[Problem to work on] All of the material below is to be retyped exactly.

....

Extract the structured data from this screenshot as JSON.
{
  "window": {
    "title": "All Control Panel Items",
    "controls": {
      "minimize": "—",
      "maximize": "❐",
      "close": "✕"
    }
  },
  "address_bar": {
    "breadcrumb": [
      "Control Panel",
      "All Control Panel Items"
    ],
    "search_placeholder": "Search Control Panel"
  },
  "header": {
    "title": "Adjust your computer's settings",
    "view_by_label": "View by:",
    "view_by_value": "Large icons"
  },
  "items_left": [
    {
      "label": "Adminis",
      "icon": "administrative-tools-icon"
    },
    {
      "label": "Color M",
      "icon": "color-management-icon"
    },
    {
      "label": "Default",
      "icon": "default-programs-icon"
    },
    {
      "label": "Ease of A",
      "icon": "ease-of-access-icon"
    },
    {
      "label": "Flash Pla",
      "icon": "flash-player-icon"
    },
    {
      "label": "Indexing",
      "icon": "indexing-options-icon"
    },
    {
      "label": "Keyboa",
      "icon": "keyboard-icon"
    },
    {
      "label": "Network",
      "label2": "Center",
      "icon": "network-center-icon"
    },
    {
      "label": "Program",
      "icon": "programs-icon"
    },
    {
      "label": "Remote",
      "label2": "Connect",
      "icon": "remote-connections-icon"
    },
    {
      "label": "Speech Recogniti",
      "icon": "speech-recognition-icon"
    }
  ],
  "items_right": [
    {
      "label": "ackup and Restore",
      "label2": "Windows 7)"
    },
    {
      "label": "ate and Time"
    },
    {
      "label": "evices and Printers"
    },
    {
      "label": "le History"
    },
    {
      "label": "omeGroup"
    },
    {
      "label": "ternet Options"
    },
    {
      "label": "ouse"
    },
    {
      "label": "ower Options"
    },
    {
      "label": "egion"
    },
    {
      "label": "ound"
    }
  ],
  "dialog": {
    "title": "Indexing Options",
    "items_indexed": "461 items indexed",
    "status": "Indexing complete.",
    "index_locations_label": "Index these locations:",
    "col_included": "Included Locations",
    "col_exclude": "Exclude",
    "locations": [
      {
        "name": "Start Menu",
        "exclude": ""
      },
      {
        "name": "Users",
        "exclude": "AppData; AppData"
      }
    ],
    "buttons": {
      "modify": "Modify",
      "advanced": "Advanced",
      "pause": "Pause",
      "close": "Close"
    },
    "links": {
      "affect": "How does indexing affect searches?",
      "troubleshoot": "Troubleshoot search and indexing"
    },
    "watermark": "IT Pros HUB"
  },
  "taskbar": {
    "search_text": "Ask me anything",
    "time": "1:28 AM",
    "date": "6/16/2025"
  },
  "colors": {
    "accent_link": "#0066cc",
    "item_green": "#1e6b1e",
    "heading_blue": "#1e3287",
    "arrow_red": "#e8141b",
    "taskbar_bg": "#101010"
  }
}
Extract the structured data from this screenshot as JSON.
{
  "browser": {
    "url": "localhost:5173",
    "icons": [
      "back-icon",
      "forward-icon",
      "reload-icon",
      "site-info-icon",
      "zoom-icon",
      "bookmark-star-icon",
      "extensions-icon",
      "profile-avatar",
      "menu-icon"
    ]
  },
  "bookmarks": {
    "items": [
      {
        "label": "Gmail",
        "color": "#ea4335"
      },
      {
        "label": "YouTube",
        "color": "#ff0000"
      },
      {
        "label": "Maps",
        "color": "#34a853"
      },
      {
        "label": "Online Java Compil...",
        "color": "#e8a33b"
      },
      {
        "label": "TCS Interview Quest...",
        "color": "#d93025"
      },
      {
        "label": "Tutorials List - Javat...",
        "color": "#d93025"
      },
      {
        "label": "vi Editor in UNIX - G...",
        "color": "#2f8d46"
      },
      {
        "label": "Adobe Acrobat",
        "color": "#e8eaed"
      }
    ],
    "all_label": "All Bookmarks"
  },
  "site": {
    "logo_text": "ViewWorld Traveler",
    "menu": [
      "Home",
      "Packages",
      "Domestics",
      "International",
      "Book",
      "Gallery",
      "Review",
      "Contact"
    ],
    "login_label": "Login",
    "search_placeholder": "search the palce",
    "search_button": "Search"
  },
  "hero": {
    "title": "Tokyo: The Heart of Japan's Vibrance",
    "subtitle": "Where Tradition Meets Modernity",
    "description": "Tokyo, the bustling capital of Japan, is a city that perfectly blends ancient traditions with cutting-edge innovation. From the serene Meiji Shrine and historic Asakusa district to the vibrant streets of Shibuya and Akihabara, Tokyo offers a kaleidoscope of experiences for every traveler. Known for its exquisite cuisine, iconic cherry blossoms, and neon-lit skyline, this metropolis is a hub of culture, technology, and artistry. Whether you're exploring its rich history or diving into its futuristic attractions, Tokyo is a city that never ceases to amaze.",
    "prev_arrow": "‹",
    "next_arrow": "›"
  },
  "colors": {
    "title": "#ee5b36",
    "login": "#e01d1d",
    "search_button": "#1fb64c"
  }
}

....

[Problem solution]
Extract the structured data from this screenshot as JSON.
{
  "window": {
    "title": "All Control Panel Items",
    "controls": {
      "minimize": "—",
      "maximize": "❐",
      "close": "✕"
    }
  },
  "address_bar": {
    "breadcrumb": [
      "Control Panel",
      "All Control Panel Items"
    ],
    "search_placeholder": "Search Control Panel"
  },
  "header": {
    "title": "Adjust your computer's settings",
    "view_by_label": "View by:",
    "view_by_value": "Large icons"
  },
  "items_left": [
    {
      "label": "Adminis",
      "icon": "administrative-tools-icon"
    },
    {
      "label": "Color M",
      "icon": "color-management-icon"
    },
    {
      "label": "Default",
      "icon": "default-programs-icon"
    },
    {
      "label": "Ease of A",
      "icon": "ease-of-access-icon"
    },
    {
      "label": "Flash Pla",
      "icon": "flash-player-icon"
    },
    {
      "label": "Indexing",
      "icon": "indexing-options-icon"
    },
    {
      "label": "Keyboa",
      "icon": "keyboard-icon"
    },
    {
      "label": "Network",
      "label2": "Center",
      "icon": "network-center-icon"
    },
    {
      "label": "Program",
      "icon": "programs-icon"
    },
    {
      "label": "Remote",
      "label2": "Connect",
      "icon": "remote-connections-icon"
    },
    {
      "label": "Speech Recogniti",
      "icon": "speech-recognition-icon"
    }
  ],
  "items_right": [
    {
      "label": "ackup and Restore",
      "label2": "Windows 7)"
    },
    {
      "label": "ate and Time"
    },
    {
      "label": "evices and Printers"
    },
    {
      "label": "le History"
    },
    {
      "label": "omeGroup"
    },
    {
      "label": "ternet Options"
    },
    {
      "label": "ouse"
    },
    {
      "label": "ower Options"
    },
    {
      "label": "egion"
    },
    {
      "label": "ound"
    }
  ],
  "dialog": {
    "title": "Indexing Options",
    "items_indexed": "461 items indexed",
    "status": "Indexing complete.",
    "index_locations_label": "Index these locations:",
    "col_included": "Included Locations",
    "col_exclude": "Exclude",
    "locations": [
      {
        "name": "Start Menu",
        "exclude": ""
      },
      {
        "name": "Users",
        "exclude": "AppData; AppData"
      }
    ],
    "buttons": {
      "modify": "Modify",
      "advanced": "Advanced",
      "pause": "Pause",
      "close": "Close"
    },
    "links": {
      "affect": "How does indexing affect searches?",
      "troubleshoot": "Troubleshoot search and indexing"
    },
    "watermark": "IT Pros HUB"
  },
  "taskbar": {
    "search_text": "Ask me anything",
    "time": "1:28 AM",
    "date": "6/16/2025"
  },
  "colors": {
    "accent_link": "#0066cc",
    "item_green": "#1e6b1e",
    "heading_blue": "#1e3287",
    "arrow_red": "#e8141b",
    "taskbar_bg": "#101010"
  }
}
Extract the structured data from this screenshot as JSON.
{
  "browser": {
    "url": "localhost:5173",
    "icons": [
      "back-icon",
      "forward-icon",
      "reload-icon",
      "site-info-icon",
      "zoom-icon",
      "bookmark-star-icon",
      "extensions-icon",
      "profile-avatar",
      "menu-icon"
    ]
  },
  "bookmarks": {
    "items": [
      {
        "label": "Gmail",
        "color": "#ea4335"
      },
      {
        "label": "YouTube",
        "color": "#ff0000"
      },
      {
        "label": "Maps",
        "color": "#34a853"
      },
      {
        "label": "Online Java Compil...",
        "color": "#e8a33b"
      },
      {
        "label": "TCS Interview Quest...",
        "color": "#d93025"
      },
      {
        "label": "Tutorials List - Javat...",
        "color": "#d93025"
      },
      {
        "label": "vi Editor in UNIX - G...",
        "color": "#2f8d46"
      },
      {
        "label": "Adobe Acrobat",
        "color": "#e8eaed"
      }
    ],
    "all_label": "All Bookmarks"
  },
  "site": {
    "logo_text": "ViewWorld Traveler",
    "menu": [
      "Home",
      "Packages",
      "Domestics",
      "International",
      "Book",
      "Gallery",
      "Review",
      "Contact"
    ],
    "login_label": "Login",
    "search_placeholder": "search the palce",
    "search_button": "Search"
  },
  "hero": {
    "title": "Tokyo: The Heart of Japan's Vibrance",
    "subtitle": "Where Tradition Meets Modernity",
    "description": "Tokyo, the bustling capital of Japan, is a city that perfectly blends ancient traditions with cutting-edge innovation. From the serene Meiji Shrine and historic Asakusa district to the vibrant streets of Shibuya and Akihabara, Tokyo offers a kaleidoscope of experiences for every traveler. Known for its exquisite cuisine, iconic cherry blossoms, and neon-lit skyline, this metropolis is a hub of culture, technology, and artistry. Whether you're exploring its rich history or diving into its futuristic attractions, Tokyo is a city that never ceases to amaze.",
    "prev_arrow": "‹",
    "next_arrow": "›"
  },
  "colors": {
    "title": "#ee5b36",
    "login": "#e01d1d",
    "search_button": "#1fb64c"
  }
}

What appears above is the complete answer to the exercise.